DO THIS: Tally the lines containing the word "Eisen" and give the total alone.

--------------------

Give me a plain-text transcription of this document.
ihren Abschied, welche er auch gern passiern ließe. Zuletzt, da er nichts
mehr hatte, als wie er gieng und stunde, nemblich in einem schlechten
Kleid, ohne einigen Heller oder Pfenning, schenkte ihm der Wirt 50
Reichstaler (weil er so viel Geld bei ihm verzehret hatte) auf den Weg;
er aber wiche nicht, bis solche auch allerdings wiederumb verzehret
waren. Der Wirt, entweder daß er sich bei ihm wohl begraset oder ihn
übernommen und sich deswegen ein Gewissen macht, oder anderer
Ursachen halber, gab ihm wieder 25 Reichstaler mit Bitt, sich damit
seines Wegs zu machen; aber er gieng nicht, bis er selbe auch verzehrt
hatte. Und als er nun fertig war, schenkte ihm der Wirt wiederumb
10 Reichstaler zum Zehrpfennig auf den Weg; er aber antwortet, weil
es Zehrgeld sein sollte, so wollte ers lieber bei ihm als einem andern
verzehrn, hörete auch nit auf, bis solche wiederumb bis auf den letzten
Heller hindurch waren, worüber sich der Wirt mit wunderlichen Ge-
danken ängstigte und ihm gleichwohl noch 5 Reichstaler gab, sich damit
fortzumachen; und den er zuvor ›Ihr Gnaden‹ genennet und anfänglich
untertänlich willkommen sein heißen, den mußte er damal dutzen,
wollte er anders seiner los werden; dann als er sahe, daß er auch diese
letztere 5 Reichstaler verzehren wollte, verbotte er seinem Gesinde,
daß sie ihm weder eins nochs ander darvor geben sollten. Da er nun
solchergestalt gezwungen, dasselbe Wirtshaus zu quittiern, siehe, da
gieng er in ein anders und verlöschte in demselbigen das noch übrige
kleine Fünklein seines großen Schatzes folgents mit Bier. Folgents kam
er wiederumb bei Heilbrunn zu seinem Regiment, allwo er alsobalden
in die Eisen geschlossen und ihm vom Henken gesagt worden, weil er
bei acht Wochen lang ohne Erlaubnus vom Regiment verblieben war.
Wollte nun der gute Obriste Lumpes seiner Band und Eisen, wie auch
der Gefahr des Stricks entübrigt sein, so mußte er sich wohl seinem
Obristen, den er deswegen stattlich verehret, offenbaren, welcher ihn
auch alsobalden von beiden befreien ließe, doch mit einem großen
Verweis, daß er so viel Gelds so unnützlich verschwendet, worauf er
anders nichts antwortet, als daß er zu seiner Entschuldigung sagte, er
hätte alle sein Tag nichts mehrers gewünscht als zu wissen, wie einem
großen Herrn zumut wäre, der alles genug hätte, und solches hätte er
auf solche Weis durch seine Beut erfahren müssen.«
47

--------------------

THE RESULT: 2